* START Exercise material *

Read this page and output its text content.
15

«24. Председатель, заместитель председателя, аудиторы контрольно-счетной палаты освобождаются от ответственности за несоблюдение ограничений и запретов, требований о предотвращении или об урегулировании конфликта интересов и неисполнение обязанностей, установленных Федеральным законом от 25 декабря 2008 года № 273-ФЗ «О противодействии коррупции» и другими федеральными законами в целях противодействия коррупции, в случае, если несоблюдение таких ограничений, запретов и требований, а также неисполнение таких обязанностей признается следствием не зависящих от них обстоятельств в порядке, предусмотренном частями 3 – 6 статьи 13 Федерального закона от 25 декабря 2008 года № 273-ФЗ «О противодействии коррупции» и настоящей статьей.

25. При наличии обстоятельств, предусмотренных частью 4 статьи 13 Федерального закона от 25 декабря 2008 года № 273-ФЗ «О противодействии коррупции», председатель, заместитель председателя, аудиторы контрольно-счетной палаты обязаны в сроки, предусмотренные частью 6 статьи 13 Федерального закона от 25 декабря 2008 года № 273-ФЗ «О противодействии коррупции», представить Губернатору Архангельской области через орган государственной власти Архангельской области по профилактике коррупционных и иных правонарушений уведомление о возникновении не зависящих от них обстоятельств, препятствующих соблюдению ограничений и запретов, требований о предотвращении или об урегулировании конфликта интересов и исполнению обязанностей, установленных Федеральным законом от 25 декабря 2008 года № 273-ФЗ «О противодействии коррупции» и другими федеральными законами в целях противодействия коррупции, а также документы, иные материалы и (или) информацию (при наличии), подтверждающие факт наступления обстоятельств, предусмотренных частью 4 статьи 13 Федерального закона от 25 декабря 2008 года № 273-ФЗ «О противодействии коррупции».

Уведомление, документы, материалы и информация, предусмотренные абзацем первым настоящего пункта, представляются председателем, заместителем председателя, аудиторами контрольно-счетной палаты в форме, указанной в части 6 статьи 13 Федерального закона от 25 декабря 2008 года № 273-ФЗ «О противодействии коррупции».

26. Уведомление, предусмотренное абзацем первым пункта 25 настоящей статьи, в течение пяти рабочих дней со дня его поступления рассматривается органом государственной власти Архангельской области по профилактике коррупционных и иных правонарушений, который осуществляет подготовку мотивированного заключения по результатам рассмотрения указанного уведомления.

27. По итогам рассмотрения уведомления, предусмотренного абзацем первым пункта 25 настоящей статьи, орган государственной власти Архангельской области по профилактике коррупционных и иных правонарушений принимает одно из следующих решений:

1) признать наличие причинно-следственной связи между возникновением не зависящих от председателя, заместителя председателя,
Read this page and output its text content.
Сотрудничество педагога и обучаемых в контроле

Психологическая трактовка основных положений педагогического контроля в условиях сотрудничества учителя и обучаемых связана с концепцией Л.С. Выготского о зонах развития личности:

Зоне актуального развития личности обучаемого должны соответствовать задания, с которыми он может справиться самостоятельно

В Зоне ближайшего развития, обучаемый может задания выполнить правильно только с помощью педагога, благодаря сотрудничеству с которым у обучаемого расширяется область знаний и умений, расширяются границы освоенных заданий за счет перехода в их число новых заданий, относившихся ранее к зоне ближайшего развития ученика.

* END Exercise material *

§ **Task details**:
Your task is to pick out every line with the string "Зоне" and copy it.

§ **Task solution**:
Зоне актуального развития личности обучаемого должны соответствовать задания, с которыми он может справиться самостоятельно
В Зоне ближайшего развития, обучаемый может задания выполнить правильно только с помощью педагога, благодаря сотрудничеству с которым у обучаемого расширяется область знаний и умений, расширяются границы освоенных заданий за счет перехода в их число новых заданий, относившихся ранее к зоне ближайшего развития ученика.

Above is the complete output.